(Stated exercise)
From the records below, copy every line that contains the word "Российские".

(Exercise data)
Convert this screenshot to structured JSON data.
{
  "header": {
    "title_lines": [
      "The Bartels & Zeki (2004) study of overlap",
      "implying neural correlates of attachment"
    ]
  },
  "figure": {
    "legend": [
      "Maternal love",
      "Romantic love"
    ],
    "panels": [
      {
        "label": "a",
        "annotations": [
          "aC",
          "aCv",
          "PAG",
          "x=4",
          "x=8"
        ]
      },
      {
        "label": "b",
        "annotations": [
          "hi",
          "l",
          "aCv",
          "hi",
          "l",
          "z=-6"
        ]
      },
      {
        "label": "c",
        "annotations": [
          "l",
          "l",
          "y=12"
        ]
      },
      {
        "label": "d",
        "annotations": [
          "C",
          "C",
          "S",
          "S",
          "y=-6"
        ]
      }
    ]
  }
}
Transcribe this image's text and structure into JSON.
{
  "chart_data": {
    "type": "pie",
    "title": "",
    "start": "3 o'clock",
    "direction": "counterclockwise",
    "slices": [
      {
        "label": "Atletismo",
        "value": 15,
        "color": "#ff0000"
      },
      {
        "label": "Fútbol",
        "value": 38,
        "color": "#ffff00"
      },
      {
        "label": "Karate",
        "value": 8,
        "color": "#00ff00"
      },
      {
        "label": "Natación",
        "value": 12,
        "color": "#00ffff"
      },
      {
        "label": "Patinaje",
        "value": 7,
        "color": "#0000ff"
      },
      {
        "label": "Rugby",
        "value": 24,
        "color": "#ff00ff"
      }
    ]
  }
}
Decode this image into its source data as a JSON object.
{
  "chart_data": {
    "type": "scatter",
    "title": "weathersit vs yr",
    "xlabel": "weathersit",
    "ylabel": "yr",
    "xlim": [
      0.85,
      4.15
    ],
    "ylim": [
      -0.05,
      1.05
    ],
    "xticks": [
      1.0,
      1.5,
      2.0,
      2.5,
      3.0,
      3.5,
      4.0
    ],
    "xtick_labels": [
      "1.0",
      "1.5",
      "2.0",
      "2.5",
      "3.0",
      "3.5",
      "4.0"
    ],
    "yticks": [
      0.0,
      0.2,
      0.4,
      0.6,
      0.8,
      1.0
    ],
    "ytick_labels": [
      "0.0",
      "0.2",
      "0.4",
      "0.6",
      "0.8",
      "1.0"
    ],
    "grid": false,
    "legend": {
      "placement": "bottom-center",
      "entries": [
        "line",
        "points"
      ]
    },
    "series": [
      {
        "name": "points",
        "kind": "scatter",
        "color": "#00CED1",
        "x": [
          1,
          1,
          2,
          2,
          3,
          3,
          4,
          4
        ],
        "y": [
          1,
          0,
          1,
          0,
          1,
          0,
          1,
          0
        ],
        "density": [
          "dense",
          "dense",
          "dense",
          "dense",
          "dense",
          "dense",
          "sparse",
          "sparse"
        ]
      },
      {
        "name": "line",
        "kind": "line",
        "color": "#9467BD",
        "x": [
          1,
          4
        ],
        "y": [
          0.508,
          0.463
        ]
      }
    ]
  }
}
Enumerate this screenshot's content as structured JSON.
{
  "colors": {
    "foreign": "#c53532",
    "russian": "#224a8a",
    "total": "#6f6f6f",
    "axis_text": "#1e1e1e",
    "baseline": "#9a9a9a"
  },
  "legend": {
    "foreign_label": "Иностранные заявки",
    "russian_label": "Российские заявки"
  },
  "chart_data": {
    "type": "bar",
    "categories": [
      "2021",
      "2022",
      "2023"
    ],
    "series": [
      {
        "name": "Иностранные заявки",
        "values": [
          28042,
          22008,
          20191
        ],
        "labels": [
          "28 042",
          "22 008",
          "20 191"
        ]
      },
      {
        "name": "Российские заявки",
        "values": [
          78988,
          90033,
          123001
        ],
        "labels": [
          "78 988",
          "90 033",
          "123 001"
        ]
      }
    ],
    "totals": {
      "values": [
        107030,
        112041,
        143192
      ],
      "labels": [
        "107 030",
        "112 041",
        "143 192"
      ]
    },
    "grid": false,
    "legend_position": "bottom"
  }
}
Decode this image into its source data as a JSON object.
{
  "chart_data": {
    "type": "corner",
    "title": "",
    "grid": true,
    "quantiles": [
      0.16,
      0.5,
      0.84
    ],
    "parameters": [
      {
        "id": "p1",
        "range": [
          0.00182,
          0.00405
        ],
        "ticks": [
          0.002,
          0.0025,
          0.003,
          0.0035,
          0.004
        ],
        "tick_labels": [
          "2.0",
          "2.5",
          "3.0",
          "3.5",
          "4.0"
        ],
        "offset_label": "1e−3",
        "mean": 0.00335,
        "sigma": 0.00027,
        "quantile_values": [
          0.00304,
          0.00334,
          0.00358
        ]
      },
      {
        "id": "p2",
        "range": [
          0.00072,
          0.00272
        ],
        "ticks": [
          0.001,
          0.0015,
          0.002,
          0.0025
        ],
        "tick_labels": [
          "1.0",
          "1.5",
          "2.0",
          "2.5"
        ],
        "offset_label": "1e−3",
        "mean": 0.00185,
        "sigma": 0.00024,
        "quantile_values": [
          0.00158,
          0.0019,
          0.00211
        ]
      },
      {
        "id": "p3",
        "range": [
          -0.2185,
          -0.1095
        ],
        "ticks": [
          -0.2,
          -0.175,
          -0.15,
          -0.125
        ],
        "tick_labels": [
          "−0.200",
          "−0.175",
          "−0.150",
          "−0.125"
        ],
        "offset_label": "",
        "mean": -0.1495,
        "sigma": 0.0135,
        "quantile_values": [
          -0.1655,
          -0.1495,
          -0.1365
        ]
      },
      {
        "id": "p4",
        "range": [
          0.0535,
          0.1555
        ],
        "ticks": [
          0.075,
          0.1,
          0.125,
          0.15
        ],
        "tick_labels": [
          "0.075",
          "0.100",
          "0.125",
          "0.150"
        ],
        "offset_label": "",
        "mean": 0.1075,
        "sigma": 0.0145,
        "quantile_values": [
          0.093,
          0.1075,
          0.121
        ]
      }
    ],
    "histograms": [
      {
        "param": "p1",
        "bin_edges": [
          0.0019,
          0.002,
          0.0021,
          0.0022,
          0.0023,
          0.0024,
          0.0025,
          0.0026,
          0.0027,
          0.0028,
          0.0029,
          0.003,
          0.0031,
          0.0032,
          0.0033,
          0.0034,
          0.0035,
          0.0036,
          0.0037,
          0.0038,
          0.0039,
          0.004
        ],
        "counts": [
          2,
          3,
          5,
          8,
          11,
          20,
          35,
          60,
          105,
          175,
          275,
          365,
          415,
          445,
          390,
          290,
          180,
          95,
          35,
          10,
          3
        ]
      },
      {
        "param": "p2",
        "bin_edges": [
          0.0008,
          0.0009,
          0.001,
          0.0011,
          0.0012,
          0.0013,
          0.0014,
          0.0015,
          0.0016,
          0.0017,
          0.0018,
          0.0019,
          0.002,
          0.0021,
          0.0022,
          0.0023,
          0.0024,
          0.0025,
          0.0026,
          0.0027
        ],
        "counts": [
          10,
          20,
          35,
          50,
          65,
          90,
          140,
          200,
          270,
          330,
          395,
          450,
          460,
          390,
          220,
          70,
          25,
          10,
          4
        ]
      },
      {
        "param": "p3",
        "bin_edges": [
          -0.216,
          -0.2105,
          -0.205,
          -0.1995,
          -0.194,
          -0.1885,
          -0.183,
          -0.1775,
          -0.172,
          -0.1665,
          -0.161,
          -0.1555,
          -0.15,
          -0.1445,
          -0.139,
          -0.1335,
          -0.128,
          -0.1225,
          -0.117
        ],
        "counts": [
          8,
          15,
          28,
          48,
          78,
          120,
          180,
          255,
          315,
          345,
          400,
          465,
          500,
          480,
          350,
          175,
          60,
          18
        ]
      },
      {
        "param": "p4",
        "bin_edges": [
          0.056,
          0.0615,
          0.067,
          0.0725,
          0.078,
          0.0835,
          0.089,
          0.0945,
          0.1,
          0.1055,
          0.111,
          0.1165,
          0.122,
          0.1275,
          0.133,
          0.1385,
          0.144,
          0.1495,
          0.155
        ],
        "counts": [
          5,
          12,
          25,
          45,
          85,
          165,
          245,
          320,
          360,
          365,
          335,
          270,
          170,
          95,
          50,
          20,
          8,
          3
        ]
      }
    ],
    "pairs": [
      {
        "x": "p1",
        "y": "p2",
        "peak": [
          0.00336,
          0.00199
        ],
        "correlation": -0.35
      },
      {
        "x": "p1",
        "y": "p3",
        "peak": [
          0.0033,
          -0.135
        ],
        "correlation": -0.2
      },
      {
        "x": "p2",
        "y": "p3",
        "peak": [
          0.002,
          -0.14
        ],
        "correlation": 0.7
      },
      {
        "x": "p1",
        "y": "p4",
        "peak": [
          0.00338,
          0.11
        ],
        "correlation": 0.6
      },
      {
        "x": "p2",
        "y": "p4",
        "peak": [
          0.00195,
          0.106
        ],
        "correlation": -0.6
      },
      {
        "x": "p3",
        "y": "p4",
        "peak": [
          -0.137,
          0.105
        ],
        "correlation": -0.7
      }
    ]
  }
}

(Solution for this task)
    "russian_label": "Российские заявки"
        "name": "Российские заявки",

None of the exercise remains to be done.